## WHAT THIS TASK INVOLVES
Scan the entries for the string "концентрации" and give the number of lines that have it, nothing further.

[Start]

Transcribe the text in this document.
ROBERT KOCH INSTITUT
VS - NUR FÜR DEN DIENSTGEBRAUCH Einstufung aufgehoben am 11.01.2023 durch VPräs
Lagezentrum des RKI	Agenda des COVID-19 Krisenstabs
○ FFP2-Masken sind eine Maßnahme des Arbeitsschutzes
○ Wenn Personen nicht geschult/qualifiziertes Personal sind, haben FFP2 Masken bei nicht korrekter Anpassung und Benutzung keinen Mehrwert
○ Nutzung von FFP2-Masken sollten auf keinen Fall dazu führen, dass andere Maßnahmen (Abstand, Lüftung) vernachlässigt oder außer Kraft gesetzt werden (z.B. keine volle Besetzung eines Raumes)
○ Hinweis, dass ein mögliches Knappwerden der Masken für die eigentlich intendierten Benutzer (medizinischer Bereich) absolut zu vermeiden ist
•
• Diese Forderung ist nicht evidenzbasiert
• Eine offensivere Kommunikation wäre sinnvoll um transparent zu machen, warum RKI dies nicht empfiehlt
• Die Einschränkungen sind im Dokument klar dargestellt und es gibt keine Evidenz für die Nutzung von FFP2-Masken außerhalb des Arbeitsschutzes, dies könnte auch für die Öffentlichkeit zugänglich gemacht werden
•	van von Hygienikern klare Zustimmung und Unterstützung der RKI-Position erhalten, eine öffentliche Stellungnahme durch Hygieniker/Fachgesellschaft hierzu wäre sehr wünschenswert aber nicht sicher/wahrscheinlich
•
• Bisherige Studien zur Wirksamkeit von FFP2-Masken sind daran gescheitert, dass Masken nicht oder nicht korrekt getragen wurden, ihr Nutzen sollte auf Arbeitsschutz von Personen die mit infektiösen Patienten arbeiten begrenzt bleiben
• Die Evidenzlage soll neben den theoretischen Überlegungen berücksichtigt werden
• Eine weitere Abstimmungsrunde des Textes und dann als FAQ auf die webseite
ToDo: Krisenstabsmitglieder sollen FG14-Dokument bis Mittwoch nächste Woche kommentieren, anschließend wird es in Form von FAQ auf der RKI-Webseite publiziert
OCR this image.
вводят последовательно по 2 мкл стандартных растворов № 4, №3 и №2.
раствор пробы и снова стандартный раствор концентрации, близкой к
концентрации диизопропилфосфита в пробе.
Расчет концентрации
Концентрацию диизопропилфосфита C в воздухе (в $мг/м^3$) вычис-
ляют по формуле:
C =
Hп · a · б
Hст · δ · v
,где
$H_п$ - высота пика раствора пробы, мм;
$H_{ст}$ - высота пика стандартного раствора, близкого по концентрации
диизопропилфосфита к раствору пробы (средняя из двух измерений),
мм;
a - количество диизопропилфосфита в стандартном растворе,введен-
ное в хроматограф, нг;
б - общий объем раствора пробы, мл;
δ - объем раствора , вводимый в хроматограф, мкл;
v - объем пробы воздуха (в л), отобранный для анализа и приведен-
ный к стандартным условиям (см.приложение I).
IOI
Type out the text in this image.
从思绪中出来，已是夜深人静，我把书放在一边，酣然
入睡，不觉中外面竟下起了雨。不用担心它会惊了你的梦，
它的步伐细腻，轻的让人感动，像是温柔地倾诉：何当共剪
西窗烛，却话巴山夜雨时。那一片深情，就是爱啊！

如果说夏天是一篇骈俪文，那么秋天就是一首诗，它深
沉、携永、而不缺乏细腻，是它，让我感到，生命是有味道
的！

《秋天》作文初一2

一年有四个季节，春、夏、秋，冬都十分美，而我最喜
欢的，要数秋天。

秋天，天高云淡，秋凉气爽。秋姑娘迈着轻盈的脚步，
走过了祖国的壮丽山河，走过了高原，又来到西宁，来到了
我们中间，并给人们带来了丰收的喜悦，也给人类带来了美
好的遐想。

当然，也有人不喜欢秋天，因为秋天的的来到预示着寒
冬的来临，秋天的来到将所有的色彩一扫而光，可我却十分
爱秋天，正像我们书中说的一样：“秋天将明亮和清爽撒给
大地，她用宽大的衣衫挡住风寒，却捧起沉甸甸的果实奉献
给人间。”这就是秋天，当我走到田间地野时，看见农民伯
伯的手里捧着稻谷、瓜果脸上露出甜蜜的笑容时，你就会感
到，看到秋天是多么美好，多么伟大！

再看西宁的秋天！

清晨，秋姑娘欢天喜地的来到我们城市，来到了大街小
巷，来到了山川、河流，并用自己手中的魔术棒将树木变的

[End]

## WRITTEN REPLY
4